Written exercise:
Where the string "Institute" occurs in the material below, report the whole line.

Exercise input:
+++++

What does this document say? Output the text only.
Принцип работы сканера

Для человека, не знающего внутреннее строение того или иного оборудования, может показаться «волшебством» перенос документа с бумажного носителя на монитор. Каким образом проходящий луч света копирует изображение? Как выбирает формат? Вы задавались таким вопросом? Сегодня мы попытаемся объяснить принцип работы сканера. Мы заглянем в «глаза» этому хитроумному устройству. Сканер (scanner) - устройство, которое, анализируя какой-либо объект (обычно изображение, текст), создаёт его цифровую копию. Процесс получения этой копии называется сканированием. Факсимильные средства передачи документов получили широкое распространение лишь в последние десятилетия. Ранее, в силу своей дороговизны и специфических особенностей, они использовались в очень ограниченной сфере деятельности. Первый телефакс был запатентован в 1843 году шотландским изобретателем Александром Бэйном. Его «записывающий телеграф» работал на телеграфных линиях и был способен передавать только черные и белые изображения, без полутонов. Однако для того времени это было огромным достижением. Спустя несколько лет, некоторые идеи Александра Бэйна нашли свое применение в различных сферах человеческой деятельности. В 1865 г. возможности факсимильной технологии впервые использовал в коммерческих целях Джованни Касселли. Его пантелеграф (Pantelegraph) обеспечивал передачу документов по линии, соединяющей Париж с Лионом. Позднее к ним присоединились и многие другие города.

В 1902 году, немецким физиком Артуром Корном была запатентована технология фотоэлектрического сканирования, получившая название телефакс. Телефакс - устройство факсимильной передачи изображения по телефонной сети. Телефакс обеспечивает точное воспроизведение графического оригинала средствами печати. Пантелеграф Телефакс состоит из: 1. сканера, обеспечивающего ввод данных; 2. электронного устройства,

+++++

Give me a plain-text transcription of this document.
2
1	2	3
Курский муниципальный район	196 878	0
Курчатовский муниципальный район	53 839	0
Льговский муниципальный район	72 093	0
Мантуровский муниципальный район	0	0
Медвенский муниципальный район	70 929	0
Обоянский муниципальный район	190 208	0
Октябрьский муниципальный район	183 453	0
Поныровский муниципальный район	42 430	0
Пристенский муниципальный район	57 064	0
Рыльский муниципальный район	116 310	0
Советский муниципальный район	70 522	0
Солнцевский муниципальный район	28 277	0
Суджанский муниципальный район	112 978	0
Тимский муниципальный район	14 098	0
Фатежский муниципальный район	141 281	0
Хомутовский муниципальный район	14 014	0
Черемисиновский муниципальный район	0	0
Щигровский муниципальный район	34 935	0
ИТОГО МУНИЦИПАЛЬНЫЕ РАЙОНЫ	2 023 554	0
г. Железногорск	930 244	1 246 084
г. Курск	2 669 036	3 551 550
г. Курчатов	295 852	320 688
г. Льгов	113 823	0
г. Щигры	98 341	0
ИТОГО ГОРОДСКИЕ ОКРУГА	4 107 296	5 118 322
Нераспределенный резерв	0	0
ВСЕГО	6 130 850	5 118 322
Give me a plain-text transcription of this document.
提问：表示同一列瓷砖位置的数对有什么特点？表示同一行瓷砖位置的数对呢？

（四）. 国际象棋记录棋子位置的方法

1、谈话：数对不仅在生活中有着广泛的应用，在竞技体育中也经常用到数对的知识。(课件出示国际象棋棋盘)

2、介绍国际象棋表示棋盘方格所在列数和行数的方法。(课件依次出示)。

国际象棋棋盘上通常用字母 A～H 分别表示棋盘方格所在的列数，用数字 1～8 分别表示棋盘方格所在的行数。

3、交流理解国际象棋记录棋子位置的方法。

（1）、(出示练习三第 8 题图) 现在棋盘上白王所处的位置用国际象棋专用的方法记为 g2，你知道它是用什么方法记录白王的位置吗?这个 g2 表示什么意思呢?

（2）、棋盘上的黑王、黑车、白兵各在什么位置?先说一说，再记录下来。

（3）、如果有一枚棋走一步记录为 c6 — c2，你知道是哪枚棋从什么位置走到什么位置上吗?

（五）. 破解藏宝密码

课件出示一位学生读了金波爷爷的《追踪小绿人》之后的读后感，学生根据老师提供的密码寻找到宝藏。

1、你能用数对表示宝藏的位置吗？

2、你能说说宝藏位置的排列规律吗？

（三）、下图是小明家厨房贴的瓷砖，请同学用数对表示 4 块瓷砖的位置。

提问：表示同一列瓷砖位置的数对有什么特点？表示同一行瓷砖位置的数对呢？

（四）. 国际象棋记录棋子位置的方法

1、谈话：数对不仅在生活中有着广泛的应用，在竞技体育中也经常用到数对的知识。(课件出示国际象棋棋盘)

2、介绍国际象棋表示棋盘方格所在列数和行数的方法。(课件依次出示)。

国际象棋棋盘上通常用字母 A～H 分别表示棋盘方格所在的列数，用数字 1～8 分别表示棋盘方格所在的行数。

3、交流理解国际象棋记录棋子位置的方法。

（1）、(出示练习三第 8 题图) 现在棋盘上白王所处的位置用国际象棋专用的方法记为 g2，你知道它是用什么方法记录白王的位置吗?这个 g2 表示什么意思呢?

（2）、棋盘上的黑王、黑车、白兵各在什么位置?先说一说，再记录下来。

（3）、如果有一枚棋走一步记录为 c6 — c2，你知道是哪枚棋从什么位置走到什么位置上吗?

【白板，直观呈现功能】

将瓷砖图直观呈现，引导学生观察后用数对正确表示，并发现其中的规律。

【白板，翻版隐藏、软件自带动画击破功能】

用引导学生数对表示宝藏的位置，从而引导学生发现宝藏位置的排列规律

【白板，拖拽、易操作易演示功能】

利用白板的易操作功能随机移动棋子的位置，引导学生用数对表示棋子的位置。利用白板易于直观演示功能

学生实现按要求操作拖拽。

+++++

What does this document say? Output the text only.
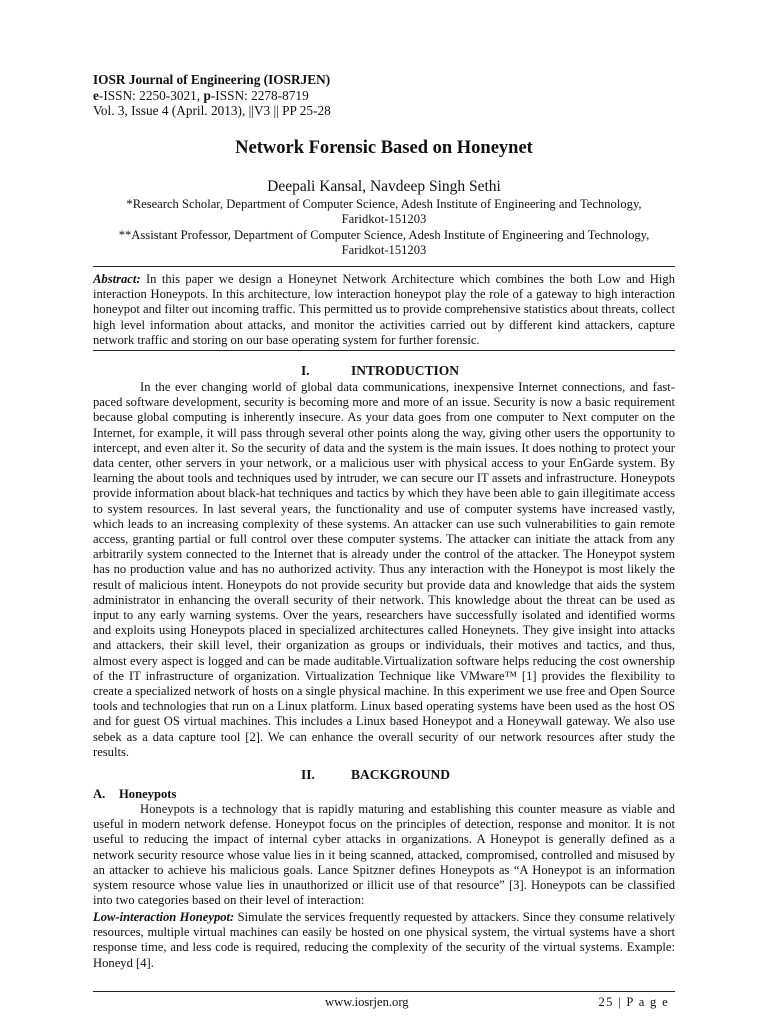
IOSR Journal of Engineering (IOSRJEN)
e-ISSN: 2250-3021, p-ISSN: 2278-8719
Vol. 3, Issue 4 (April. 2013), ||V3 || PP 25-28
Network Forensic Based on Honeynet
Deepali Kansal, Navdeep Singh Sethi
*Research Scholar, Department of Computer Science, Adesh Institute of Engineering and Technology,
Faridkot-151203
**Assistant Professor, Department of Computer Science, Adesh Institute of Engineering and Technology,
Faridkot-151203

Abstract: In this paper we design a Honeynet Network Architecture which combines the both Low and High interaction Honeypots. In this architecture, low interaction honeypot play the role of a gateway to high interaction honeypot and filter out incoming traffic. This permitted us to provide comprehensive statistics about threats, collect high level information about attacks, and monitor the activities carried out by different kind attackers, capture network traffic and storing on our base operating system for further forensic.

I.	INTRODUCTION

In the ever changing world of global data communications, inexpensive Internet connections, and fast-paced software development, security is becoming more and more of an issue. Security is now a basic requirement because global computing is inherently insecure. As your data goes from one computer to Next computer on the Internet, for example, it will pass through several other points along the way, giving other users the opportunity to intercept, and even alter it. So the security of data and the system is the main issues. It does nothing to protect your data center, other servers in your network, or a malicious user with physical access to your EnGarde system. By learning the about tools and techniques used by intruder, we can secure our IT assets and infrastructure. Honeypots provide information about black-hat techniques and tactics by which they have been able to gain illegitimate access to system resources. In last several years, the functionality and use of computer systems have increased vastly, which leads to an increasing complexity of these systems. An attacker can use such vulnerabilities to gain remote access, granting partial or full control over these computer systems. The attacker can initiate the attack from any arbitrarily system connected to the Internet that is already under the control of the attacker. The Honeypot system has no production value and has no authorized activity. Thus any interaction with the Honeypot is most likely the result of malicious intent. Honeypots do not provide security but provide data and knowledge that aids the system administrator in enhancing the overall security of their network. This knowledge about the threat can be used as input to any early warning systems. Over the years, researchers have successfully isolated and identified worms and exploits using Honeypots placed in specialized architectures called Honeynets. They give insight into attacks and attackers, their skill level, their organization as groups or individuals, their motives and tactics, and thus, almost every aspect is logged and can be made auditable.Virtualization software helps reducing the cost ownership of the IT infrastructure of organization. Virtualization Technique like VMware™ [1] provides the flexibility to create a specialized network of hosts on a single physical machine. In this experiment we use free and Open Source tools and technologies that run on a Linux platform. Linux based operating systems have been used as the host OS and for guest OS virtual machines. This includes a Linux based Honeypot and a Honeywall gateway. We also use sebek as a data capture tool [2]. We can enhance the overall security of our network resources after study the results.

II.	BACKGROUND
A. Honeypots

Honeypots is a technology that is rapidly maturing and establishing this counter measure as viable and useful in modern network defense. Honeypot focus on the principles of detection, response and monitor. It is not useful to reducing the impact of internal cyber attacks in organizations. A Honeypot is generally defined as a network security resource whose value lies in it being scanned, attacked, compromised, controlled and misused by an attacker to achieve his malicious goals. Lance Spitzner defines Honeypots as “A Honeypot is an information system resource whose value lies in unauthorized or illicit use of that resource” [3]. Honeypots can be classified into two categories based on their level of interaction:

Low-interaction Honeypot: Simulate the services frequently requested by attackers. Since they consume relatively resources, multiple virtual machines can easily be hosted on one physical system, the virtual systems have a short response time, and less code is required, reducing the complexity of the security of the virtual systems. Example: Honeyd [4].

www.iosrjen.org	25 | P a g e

+++++

Exercise result:
*Research Scholar, Department of Computer Science, Adesh Institute of Engineering and Technology,
**Assistant Professor, Department of Computer Science, Adesh Institute of Engineering and Technology,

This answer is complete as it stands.